# [Task directions]
Copy all of the records below verbatim.

── Entries provided

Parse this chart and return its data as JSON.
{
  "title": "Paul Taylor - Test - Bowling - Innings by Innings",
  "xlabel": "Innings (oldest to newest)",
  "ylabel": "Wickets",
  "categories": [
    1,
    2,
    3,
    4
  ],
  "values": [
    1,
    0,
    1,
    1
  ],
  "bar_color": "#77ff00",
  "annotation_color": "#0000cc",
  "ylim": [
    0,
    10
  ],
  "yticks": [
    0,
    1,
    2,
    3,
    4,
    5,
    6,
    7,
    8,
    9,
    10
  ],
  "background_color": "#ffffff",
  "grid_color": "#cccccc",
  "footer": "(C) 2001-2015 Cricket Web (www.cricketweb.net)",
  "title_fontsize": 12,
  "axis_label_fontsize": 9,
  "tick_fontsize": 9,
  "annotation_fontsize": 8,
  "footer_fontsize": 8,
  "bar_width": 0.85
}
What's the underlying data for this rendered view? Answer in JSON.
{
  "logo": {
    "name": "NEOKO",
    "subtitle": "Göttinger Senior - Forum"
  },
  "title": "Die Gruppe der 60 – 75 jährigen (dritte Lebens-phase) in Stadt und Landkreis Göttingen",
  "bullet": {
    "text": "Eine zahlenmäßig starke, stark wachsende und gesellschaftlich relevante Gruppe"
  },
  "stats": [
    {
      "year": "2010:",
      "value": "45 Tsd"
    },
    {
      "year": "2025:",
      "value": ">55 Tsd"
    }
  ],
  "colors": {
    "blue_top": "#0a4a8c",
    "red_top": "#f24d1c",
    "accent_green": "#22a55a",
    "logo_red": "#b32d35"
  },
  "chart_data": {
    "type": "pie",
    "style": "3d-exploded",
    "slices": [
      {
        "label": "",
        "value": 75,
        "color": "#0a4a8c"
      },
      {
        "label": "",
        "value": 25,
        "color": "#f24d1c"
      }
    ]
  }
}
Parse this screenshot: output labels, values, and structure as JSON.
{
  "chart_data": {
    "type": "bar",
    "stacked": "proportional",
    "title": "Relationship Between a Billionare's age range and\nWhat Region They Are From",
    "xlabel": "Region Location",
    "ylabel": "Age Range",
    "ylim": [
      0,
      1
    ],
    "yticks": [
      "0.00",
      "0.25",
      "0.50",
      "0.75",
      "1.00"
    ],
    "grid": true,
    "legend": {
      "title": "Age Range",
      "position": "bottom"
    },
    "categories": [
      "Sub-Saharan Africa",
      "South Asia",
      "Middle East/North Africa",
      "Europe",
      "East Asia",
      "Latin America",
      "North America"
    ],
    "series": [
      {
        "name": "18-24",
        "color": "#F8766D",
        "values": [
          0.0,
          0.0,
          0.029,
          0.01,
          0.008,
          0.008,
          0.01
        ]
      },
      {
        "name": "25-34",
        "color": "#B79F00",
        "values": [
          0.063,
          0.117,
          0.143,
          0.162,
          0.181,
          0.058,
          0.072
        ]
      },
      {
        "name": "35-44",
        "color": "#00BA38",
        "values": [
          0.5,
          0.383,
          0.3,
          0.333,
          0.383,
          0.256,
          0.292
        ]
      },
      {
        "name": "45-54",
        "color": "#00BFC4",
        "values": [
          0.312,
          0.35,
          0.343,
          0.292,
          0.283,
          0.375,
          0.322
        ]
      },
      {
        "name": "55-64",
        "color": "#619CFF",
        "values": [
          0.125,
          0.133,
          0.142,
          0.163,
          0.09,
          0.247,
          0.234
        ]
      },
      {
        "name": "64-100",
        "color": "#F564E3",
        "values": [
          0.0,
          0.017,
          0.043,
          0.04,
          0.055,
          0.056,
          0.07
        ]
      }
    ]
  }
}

────

# [Output below]
Parse this chart and return its data as JSON.
{
  "title": "Paul Taylor - Test - Bowling - Innings by Innings",
  "xlabel": "Innings (oldest to newest)",
  "ylabel": "Wickets",
  "categories": [
    1,
    2,
    3,
    4
  ],
  "values": [
    1,
    0,
    1,
    1
  ],
  "bar_color": "#77ff00",
  "annotation_color": "#0000cc",
  "ylim": [
    0,
    10
  ],
  "yticks": [
    0,
    1,
    2,
    3,
    4,
    5,
    6,
    7,
    8,
    9,
    10
  ],
  "background_color": "#ffffff",
  "grid_color": "#cccccc",
  "footer": "(C) 2001-2015 Cricket Web (www.cricketweb.net)",
  "title_fontsize": 12,
  "axis_label_fontsize": 9,
  "tick_fontsize": 9,
  "annotation_fontsize": 8,
  "footer_fontsize": 8,
  "bar_width": 0.85
}
What's the underlying data for this rendered view? Answer in JSON.
{
  "logo": {
    "name": "NEOKO",
    "subtitle": "Göttinger Senior - Forum"
  },
  "title": "Die Gruppe der 60 – 75 jährigen (dritte Lebens-phase) in Stadt und Landkreis Göttingen",
  "bullet": {
    "text": "Eine zahlenmäßig starke, stark wachsende und gesellschaftlich relevante Gruppe"
  },
  "stats": [
    {
      "year": "2010:",
      "value": "45 Tsd"
    },
    {
      "year": "2025:",
      "value": ">55 Tsd"
    }
  ],
  "colors": {
    "blue_top": "#0a4a8c",
    "red_top": "#f24d1c",
    "accent_green": "#22a55a",
    "logo_red": "#b32d35"
  },
  "chart_data": {
    "type": "pie",
    "style": "3d-exploded",
    "slices": [
      {
        "label": "",
        "value": 75,
        "color": "#0a4a8c"
      },
      {
        "label": "",
        "value": 25,
        "color": "#f24d1c"
      }
    ]
  }
}
Parse this screenshot: output labels, values, and structure as JSON.
{
  "chart_data": {
    "type": "bar",
    "stacked": "proportional",
    "title": "Relationship Between a Billionare's age range and\nWhat Region They Are From",
    "xlabel": "Region Location",
    "ylabel": "Age Range",
    "ylim": [
      0,
      1
    ],
    "yticks": [
      "0.00",
      "0.25",
      "0.50",
      "0.75",
      "1.00"
    ],
    "grid": true,
    "legend": {
      "title": "Age Range",
      "position": "bottom"
    },
    "categories": [
      "Sub-Saharan Africa",
      "South Asia",
      "Middle East/North Africa",
      "Europe",
      "East Asia",
      "Latin America",
      "North America"
    ],
    "series": [
      {
        "name": "18-24",
        "color": "#F8766D",
        "values": [
          0.0,
          0.0,
          0.029,
          0.01,
          0.008,
          0.008,
          0.01
        ]
      },
      {
        "name": "25-34",
        "color": "#B79F00",
        "values": [
          0.063,
          0.117,
          0.143,
          0.162,
          0.181,
          0.058,
          0.072
        ]
      },
      {
        "name": "35-44",
        "color": "#00BA38",
        "values": [
          0.5,
          0.383,
          0.3,
          0.333,
          0.383,
          0.256,
          0.292
        ]
      },
      {
        "name": "45-54",
        "color": "#00BFC4",
        "values": [
          0.312,
          0.35,
          0.343,
          0.292,
          0.283,
          0.375,
          0.322
        ]
      },
      {
        "name": "55-64",
        "color": "#619CFF",
        "values": [
          0.125,
          0.133,
          0.142,
          0.163,
          0.09,
          0.247,
          0.234
        ]
      },
      {
        "name": "64-100",
        "color": "#F564E3",
        "values": [
          0.0,
          0.017,
          0.043,
          0.04,
          0.055,
          0.056,
          0.07
        ]
      }
    ]
  }
}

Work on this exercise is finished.